Les petits machins qui tournent dans notre système solaire

Je me rappelle en commençant cette entrée que j'ai créé une catégorie astro sur ce blog, qui ne me sert franchement pas beaucoup. D'ailleurs, je suis assez nul en astronomie sauf peut-être dans ses aspects les plus mathématiques (genre, la mécanique céleste), et comme je suis trop myope pour voir les étoiles même quand je ne suis pas à Paris où c'est essentiellement impossible de toute façon, regarder le ciel nocturne a assez peu d'intérêt pour moi. Mon papa m'a montré Saturne à travers un télescope emprunté à l'Université de Toronto quand j'étais petit, mais ma pratique de l'observation directe s'est arrêtée là.

Pour autant, je ne peux pas nier que, parmi d'autres objets monstrueux qu'il est intéressant de s'exercer à imaginer, les planètes et autres corps du système solaire exerçaient et exercent toujours sur moi une certaine fascination et si j'ose dire une certaine collectionnite. Soit en raison de leur similarité avec la Terre qui les rend au moins vaguement imaginables : Mars, maintenant, on en a tellement de photos en très haute résolution, de vidéos, et de toutes sortes de mesures, que ce n'est même plus drôle de l'imaginer (enfin bon, si par hasard la NASA lit mon blog, j'aimerais bien voir des vues d'Olympus Mons depuis une bonne distance, et de Valles Marineris depuis son bord). Titan est, de nos jours, ce que Mars était quand j'étais petit, et j'ai déjà mentionné que cette photo, la seule que nous ayons prise depuis la surface d'autre chose que la Terre, la Lune, Mars ou Vénus, est, à mes yeux, l'image la plus extraordinaire de l'astronomie et peut-être de toute la science, parce que ces cailloux d'apparence banale (et qui sont d'ailleurs essentiellement de la glace d'eau) ont été photographiés à plus d'un milliard de kilomètres d'ici, sur un astre qui a une surface solide, une atmosphère de pression semblable à celle de la Terre (certes pas très respirable pour nous), et même des vrais lacs et mers (d'hydrocarbures). Je rêve de voir une vidéo des lacs de Titan (y a-t-il des vagues dessus ? [ajout : apparemment non et c'est un peu un mystère]). Mais si on écarte cet intérêt pour ce qui ressemble au moins formellement à la Terre, j'ai tendance à trouver que c'est la taille qui compte, et (comme Randall Munroe) j'aimerais bien voir des photos de près des nuages des planètes géantes. Ou d'ailleurs, des bonnes photos d'Uranus et Neptune, parce que franchement celles qu'on en a ne sont pas terribles : à tel point que quand on cherche Uranus dans Google Images, une bonne partie des images renvoyées sont, en fait, celles de Neptune (bizarrement, celles renvoyées pour Neptune ont bien l'air d'être de Neptune — mais c'est aussi un peu toujours la même).

CONSIGNE >>
Recopiez, s'il vous plaît, le passage de l'article sur le système solaire qui s'ouvre sur les mots « Je me rappelle » et se clôt sur « s'est arrêtée là. », en substituant « Jupiter » à « Saturne ».

DONNÉES DISPONIBLES >>
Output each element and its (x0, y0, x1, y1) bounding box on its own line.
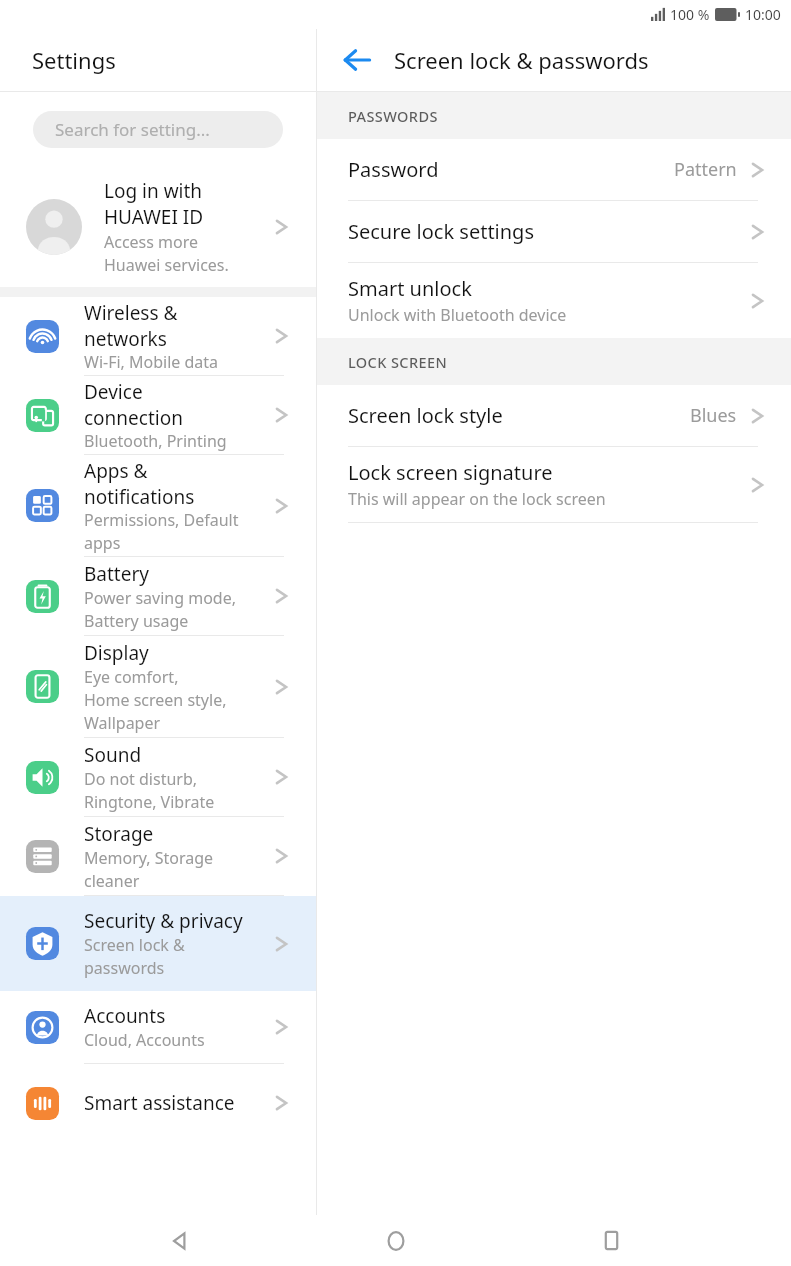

RÉPONSE ATTENDUE >>
Je me rappelle en commençant cette entrée que j'ai créé une catégorie astro sur ce blog, qui ne me sert franchement pas beaucoup. D'ailleurs, je suis assez nul en astronomie sauf peut-être dans ses aspects les plus mathématiques (genre, la mécanique céleste), et comme je suis trop myope pour voir les étoiles même quand je ne suis pas à Paris où c'est essentiellement impossible de toute façon, regarder le ciel nocturne a assez peu d'intérêt pour moi. Mon papa m'a montré Jupiter à travers un télescope emprunté à l'Université de Toronto quand j'étais petit, mais ma pratique de l'observation directe s'est arrêtée là.